** START OF Records provided **

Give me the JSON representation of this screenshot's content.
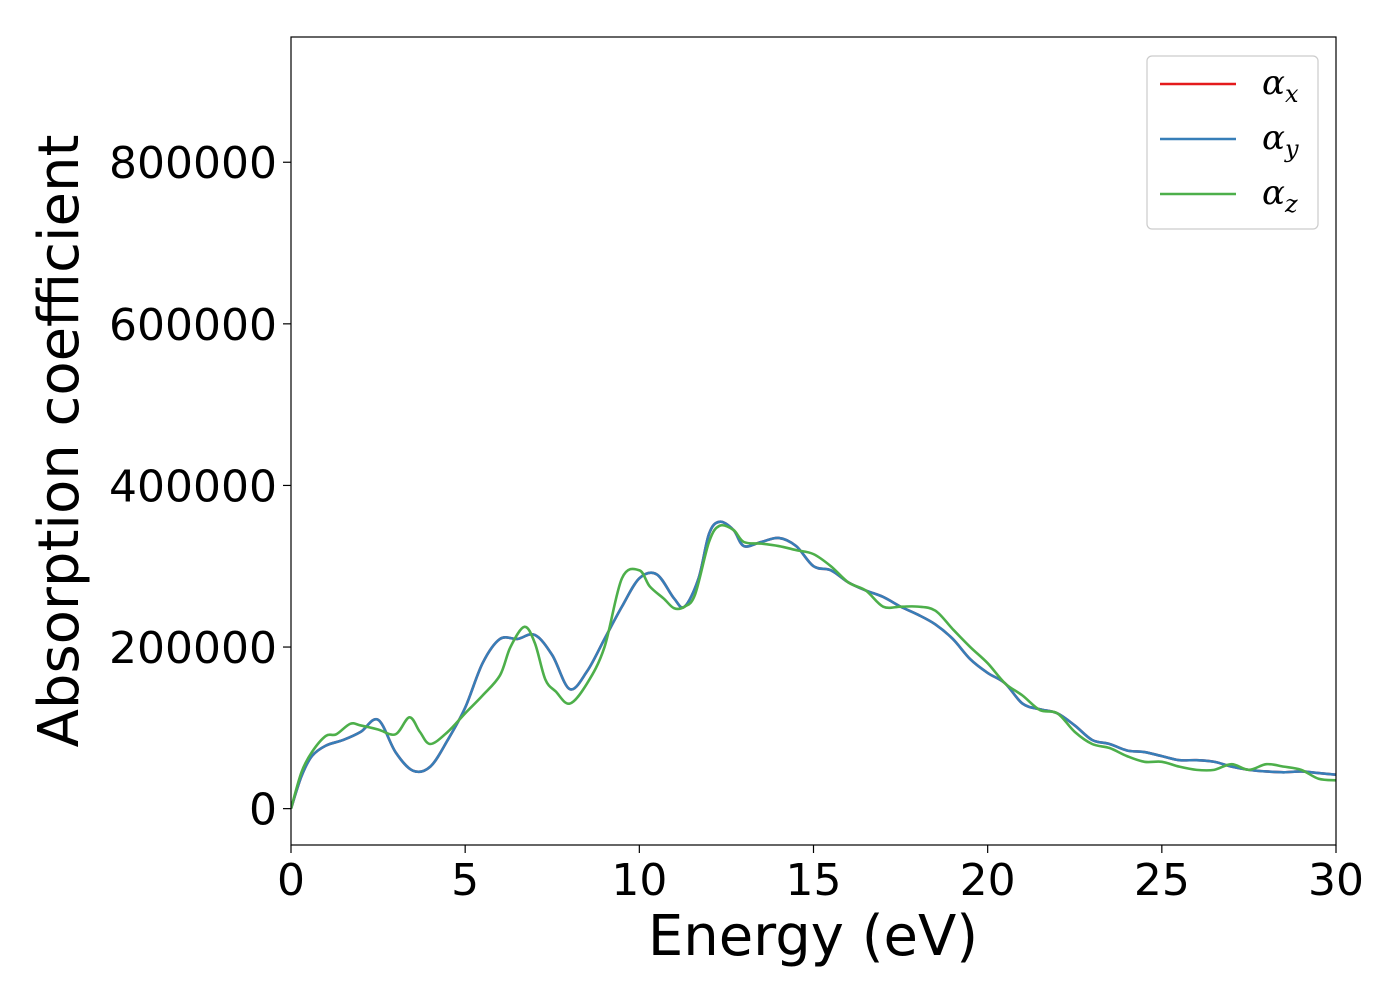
{
  "chart_data": {
    "type": "line",
    "title": "",
    "xlabel": "Energy (eV)",
    "ylabel": "Absorption coefficient",
    "xlim": [
      0,
      30
    ],
    "ylim": [
      -45000,
      955000
    ],
    "xticks": [
      0,
      5,
      10,
      15,
      20,
      25,
      30
    ],
    "yticks": [
      0,
      200000,
      400000,
      600000,
      800000
    ],
    "grid": false,
    "legend_position": "top-right",
    "series": [
      {
        "name": "αx",
        "symbol": "α",
        "subscript": "x",
        "color": "#e41a1c",
        "x": [
          0,
          0.3,
          0.6,
          1,
          1.5,
          2,
          2.5,
          3,
          3.5,
          4,
          4.5,
          5,
          5.5,
          6,
          6.5,
          7,
          7.5,
          8,
          8.5,
          9,
          9.5,
          10,
          10.5,
          11,
          11.3,
          11.7,
          12,
          12.3,
          12.7,
          13,
          13.5,
          14,
          14.5,
          15,
          15.5,
          16,
          16.5,
          17,
          17.5,
          18,
          18.5,
          19,
          19.5,
          20,
          20.5,
          21,
          21.5,
          22,
          22.5,
          23,
          23.5,
          24,
          24.5,
          25,
          25.5,
          26,
          26.5,
          27,
          27.5,
          28,
          28.5,
          29,
          29.5,
          30
        ],
        "y": [
          0,
          40000,
          65000,
          78000,
          85000,
          95000,
          110000,
          70000,
          47000,
          52000,
          85000,
          125000,
          180000,
          210000,
          210000,
          215000,
          190000,
          148000,
          170000,
          210000,
          250000,
          285000,
          290000,
          260000,
          250000,
          285000,
          340000,
          355000,
          345000,
          325000,
          330000,
          335000,
          325000,
          300000,
          295000,
          280000,
          270000,
          262000,
          250000,
          240000,
          228000,
          210000,
          185000,
          168000,
          155000,
          130000,
          123000,
          118000,
          103000,
          85000,
          80000,
          72000,
          70000,
          65000,
          60000,
          60000,
          58000,
          52000,
          48000,
          46000,
          45000,
          46000,
          44000,
          42000
        ]
      },
      {
        "name": "αy",
        "symbol": "α",
        "subscript": "y",
        "color": "#377eb8",
        "x": [
          0,
          0.3,
          0.6,
          1,
          1.5,
          2,
          2.5,
          3,
          3.5,
          4,
          4.5,
          5,
          5.5,
          6,
          6.5,
          7,
          7.5,
          8,
          8.5,
          9,
          9.5,
          10,
          10.5,
          11,
          11.3,
          11.7,
          12,
          12.3,
          12.7,
          13,
          13.5,
          14,
          14.5,
          15,
          15.5,
          16,
          16.5,
          17,
          17.5,
          18,
          18.5,
          19,
          19.5,
          20,
          20.5,
          21,
          21.5,
          22,
          22.5,
          23,
          23.5,
          24,
          24.5,
          25,
          25.5,
          26,
          26.5,
          27,
          27.5,
          28,
          28.5,
          29,
          29.5,
          30
        ],
        "y": [
          0,
          40000,
          65000,
          78000,
          85000,
          95000,
          110000,
          70000,
          47000,
          52000,
          85000,
          125000,
          180000,
          210000,
          210000,
          215000,
          190000,
          148000,
          170000,
          210000,
          250000,
          285000,
          290000,
          260000,
          250000,
          285000,
          340000,
          355000,
          345000,
          325000,
          330000,
          335000,
          325000,
          300000,
          295000,
          280000,
          270000,
          262000,
          250000,
          240000,
          228000,
          210000,
          185000,
          168000,
          155000,
          130000,
          123000,
          118000,
          103000,
          85000,
          80000,
          72000,
          70000,
          65000,
          60000,
          60000,
          58000,
          52000,
          48000,
          46000,
          45000,
          46000,
          44000,
          42000
        ]
      },
      {
        "name": "αz",
        "symbol": "α",
        "subscript": "z",
        "color": "#4daf4a",
        "x": [
          0,
          0.3,
          0.6,
          1,
          1.3,
          1.7,
          2,
          2.5,
          3,
          3.4,
          3.7,
          4,
          4.5,
          5,
          5.5,
          6,
          6.3,
          6.7,
          7,
          7.3,
          7.6,
          8,
          8.5,
          9,
          9.5,
          10,
          10.3,
          10.7,
          11,
          11.3,
          11.6,
          12,
          12.3,
          12.7,
          13,
          13.5,
          14,
          14.5,
          15,
          15.5,
          16,
          16.5,
          17,
          17.5,
          18,
          18.5,
          19,
          19.5,
          20,
          20.5,
          21,
          21.5,
          22,
          22.5,
          23,
          23.5,
          24,
          24.5,
          25,
          25.5,
          26,
          26.5,
          27,
          27.5,
          28,
          28.5,
          29,
          29.5,
          30
        ],
        "y": [
          0,
          45000,
          70000,
          90000,
          92000,
          105000,
          103000,
          98000,
          92000,
          113000,
          95000,
          80000,
          95000,
          118000,
          140000,
          165000,
          200000,
          225000,
          205000,
          160000,
          145000,
          130000,
          155000,
          200000,
          285000,
          295000,
          275000,
          260000,
          248000,
          250000,
          265000,
          330000,
          350000,
          345000,
          330000,
          328000,
          325000,
          320000,
          315000,
          300000,
          280000,
          270000,
          250000,
          250000,
          250000,
          245000,
          222000,
          200000,
          180000,
          155000,
          140000,
          122000,
          118000,
          95000,
          80000,
          75000,
          65000,
          58000,
          58000,
          52000,
          48000,
          48000,
          55000,
          48000,
          55000,
          52000,
          48000,
          37000,
          35000
        ]
      }
    ]
  }
}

** END OF Records provided **

Given task: Scan the listing above. Gather each line that contains the word "subscript".

Output:
        "subscript": "x",
        "subscript": "y",
        "subscript": "z",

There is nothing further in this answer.